**OBJECTIVE**
Can you write out all the lines word for word, with no pictures?

**GIVEN INFORMATION**
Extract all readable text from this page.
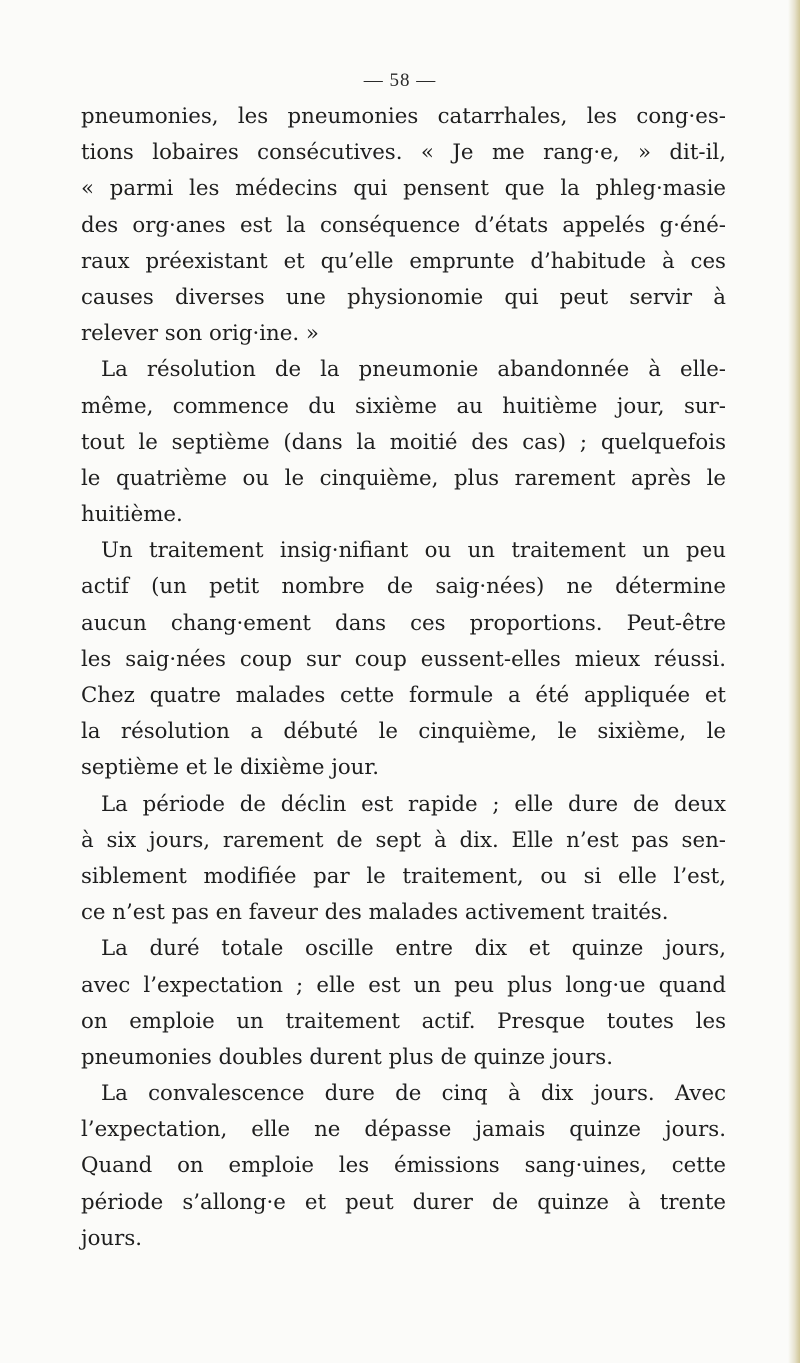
— 58 —
pneumonies, les pneumonies catarrhales, les cong·es-
tions lobaires consécutives. « Je me rang·e, » dit-il,
« parmi les médecins qui pensent que la phleg·masie
des org·anes est la conséquence d’états appelés g·éné-
raux préexistant et qu’elle emprunte d’habitude à ces
causes diverses une physionomie qui peut servir à
relever son orig·ine. »
La résolution de la pneumonie abandonnée à elle-
même, commence du sixième au huitième jour, sur-
tout le septième (dans la moitié des cas) ; quelquefois
le quatrième ou le cinquième, plus rarement après le
huitième.
Un traitement insig·nifiant ou un traitement un peu
actif (un petit nombre de saig·nées) ne détermine
aucun chang·ement dans ces proportions. Peut-être
les saig·nées coup sur coup eussent-elles mieux réussi.
Chez quatre malades cette formule a été appliquée et
la résolution a débuté le cinquième, le sixième, le
septième et le dixième jour.
La période de déclin est rapide ; elle dure de deux
à six jours, rarement de sept à dix. Elle n’est pas sen-
siblement modifiée par le traitement, ou si elle l’est,
ce n’est pas en faveur des malades activement traités.
La duré totale oscille entre dix et quinze jours,
avec l’expectation ; elle est un peu plus long·ue quand
on emploie un traitement actif. Presque toutes les
pneumonies doubles durent plus de quinze jours.
La convalescence dure de cinq à dix jours. Avec
l’expectation, elle ne dépasse jamais quinze jours.
Quand on emploie les émissions sang·uines, cette
période s’allong·e et peut durer de quinze à trente
jours.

**IN RESPONSE**
Extract all readable text from this page.
— 58 —
pneumonies, les pneumonies catarrhales, les cong·es-
tions lobaires consécutives. « Je me rang·e, » dit-il,
« parmi les médecins qui pensent que la phleg·masie
des org·anes est la conséquence d’états appelés g·éné-
raux préexistant et qu’elle emprunte d’habitude à ces
causes diverses une physionomie qui peut servir à
relever son orig·ine. »
La résolution de la pneumonie abandonnée à elle-
même, commence du sixième au huitième jour, sur-
tout le septième (dans la moitié des cas) ; quelquefois
le quatrième ou le cinquième, plus rarement après le
huitième.
Un traitement insig·nifiant ou un traitement un peu
actif (un petit nombre de saig·nées) ne détermine
aucun chang·ement dans ces proportions. Peut-être
les saig·nées coup sur coup eussent-elles mieux réussi.
Chez quatre malades cette formule a été appliquée et
la résolution a débuté le cinquième, le sixième, le
septième et le dixième jour.
La période de déclin est rapide ; elle dure de deux
à six jours, rarement de sept à dix. Elle n’est pas sen-
siblement modifiée par le traitement, ou si elle l’est,
ce n’est pas en faveur des malades activement traités.
La duré totale oscille entre dix et quinze jours,
avec l’expectation ; elle est un peu plus long·ue quand
on emploie un traitement actif. Presque toutes les
pneumonies doubles durent plus de quinze jours.
La convalescence dure de cinq à dix jours. Avec
l’expectation, elle ne dépasse jamais quinze jours.
Quand on emploie les émissions sang·uines, cette
période s’allong·e et peut durer de quinze à trente
jours.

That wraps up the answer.